Instrucciones de trabajo ::
[1] ¿En qué momento transcurre la acción del capítulo inicial, según el análisis?
[2] Indica si cada afirmación concuerda con el análisis del capítulo inicial: (a) El asesinato de Raúl Muñoz se narra de manera directa. (b) Las indicaciones de la instancia narrativa se caracterizan por la imprecisión. (c) En la cita, el gemido metálico se compara con el de un somier viejo.
[3] Retoma el análisis del capítulo inicial justo después de la cita con que termina.

Fragmento de texto ::
★ ★ ★ ★ ★

En este capítulo inicial, las indicaciones que aporta la instancia narrativa se caracterizan por la imprecisión. De ellas no sobresale un discurso organizado o coherente, sino más bien la transcripción abrupta de una red de sinestesias que tiene la textura de una pesadilla, tanto más cuanto que la acción transcurre en un entredós, entre noche y día. Del desconcierto provocado por la superposición de sensaciones y estímulos, el lector alcanza a deducir que, en el caos de esa huida, un cuerpo acaba de caer al suelo, alcanzado por las balas. Al ser referido de manera oblicua, el asesinato de Raúl Muñoz pierde consistencia (LCM, 27) y la brutalidad de su muerte se disipa, obviada bajo el desorden de ruidos inciertos, destellos cegadores y una oscuridad persistente:

Al ruido aquel, a la explosión como un fogonazo (¿se había iluminado la noche o el fogonazo sólo había estallado en su cerebro ?) que lo había dejado todo blanco durante algunas décimas de segundo, con una blancura que había hecho que la noche fuera a continuación todavía más negra, había sucedido ese otro gemido metálico, como de somier viejo, que había seguido sonando a sus espaldas durante unos instantes, hasta que se habían quedado solos sus pasos, los crujidos que él provocaba, sus pisadas en la hierba seca, sus jadeos. (LCM, 29)

★ ★ ★ ★ ★

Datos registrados
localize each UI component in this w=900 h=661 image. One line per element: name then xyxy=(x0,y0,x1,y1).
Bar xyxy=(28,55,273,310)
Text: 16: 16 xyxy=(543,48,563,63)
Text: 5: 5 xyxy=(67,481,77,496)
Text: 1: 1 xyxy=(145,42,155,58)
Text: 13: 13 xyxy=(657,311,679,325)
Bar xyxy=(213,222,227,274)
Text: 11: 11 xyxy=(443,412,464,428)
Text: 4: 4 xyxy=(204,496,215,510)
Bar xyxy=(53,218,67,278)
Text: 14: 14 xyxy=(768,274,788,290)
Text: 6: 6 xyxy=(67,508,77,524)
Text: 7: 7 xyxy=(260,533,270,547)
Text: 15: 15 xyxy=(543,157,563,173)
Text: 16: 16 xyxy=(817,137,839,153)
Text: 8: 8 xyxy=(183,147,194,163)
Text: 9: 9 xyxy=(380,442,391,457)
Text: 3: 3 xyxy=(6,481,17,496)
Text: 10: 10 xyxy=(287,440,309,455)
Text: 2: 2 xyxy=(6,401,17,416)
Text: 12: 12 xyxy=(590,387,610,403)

★ ★ ★ ★ ★

Respuestas escritas ::
[1] En un entredós, entre noche y día.

[2]
(a) No: «Al ser referido de manera oblicua, el asesinato de Raúl Muñoz pierde consistencia».
(b) Sí: «las indicaciones que aporta la instancia narrativa se caracterizan por la imprecisión».
(c) Sí: «ese otro gemido metálico, como de somier viejo».

[3]
Además, la urgencia de huida, verdadero motivo de ese capítulo, relega el episodio de la muerte del “Viejo” a un segundo plano. Ésta queda como cubierta por la angustia creciente del fugitivo, plasmada en un torbellino de percepciones físicas. El cuerpo jadeante, asustado y doloroso se impone con vehemencia contra toda clarividencia, y la lucidez estalla, tan sólo, cuando el personaje comprende que está siendo apaleado por sus perseguidores (LCM, 30).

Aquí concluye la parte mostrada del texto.